[Data extracted from a collection]
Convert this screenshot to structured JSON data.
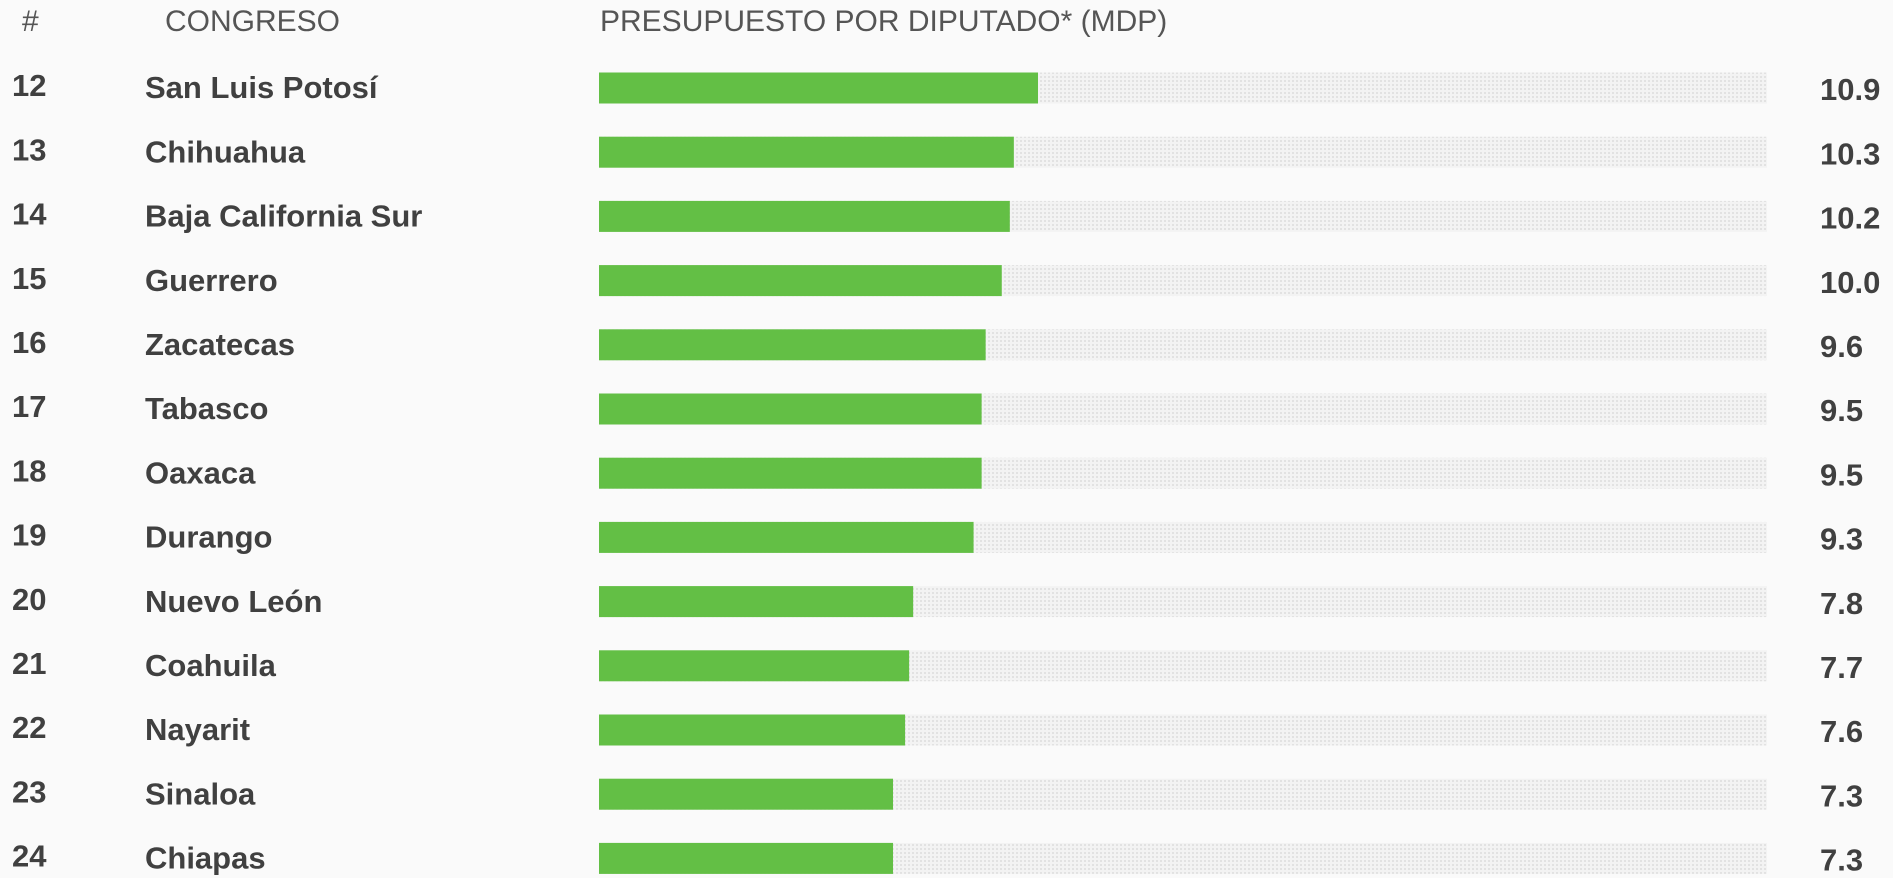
{
  "chart_data": {
    "type": "bar",
    "orientation": "horizontal",
    "rank_header": "#",
    "category_header": "CONGRESO",
    "title": "PRESUPUESTO POR DIPUTADO* (MDP)",
    "ranks": [
      12,
      13,
      14,
      15,
      16,
      17,
      18,
      19,
      20,
      21,
      22,
      23,
      24
    ],
    "categories": [
      "San Luis Potosí",
      "Chihuahua",
      "Baja California Sur",
      "Guerrero",
      "Zacatecas",
      "Tabasco",
      "Oaxaca",
      "Durango",
      "Nuevo León",
      "Coahuila",
      "Nayarit",
      "Sinaloa",
      "Chiapas"
    ],
    "values": [
      10.9,
      10.3,
      10.2,
      10.0,
      9.6,
      9.5,
      9.5,
      9.3,
      7.8,
      7.7,
      7.6,
      7.3,
      7.3
    ],
    "value_labels": [
      "10.9",
      "10.3",
      "10.2",
      "10.0",
      "9.6",
      "9.5",
      "9.5",
      "9.3",
      "7.8",
      "7.7",
      "7.6",
      "7.3",
      "7.3"
    ],
    "color": "#63bf45",
    "xlim": [
      0,
      29
    ]
  }
}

Exercise objective: Omit every picture while copying the listing above exactly.

Final result:
Convert this screenshot to structured JSON data.
{
  "chart_data": {
    "type": "bar",
    "orientation": "horizontal",
    "rank_header": "#",
    "category_header": "CONGRESO",
    "title": "PRESUPUESTO POR DIPUTADO* (MDP)",
    "ranks": [
      12,
      13,
      14,
      15,
      16,
      17,
      18,
      19,
      20,
      21,
      22,
      23,
      24
    ],
    "categories": [
      "San Luis Potosí",
      "Chihuahua",
      "Baja California Sur",
      "Guerrero",
      "Zacatecas",
      "Tabasco",
      "Oaxaca",
      "Durango",
      "Nuevo León",
      "Coahuila",
      "Nayarit",
      "Sinaloa",
      "Chiapas"
    ],
    "values": [
      10.9,
      10.3,
      10.2,
      10.0,
      9.6,
      9.5,
      9.5,
      9.3,
      7.8,
      7.7,
      7.6,
      7.3,
      7.3
    ],
    "value_labels": [
      "10.9",
      "10.3",
      "10.2",
      "10.0",
      "9.6",
      "9.5",
      "9.5",
      "9.3",
      "7.8",
      "7.7",
      "7.6",
      "7.3",
      "7.3"
    ],
    "color": "#63bf45",
    "xlim": [
      0,
      29
    ]
  }
}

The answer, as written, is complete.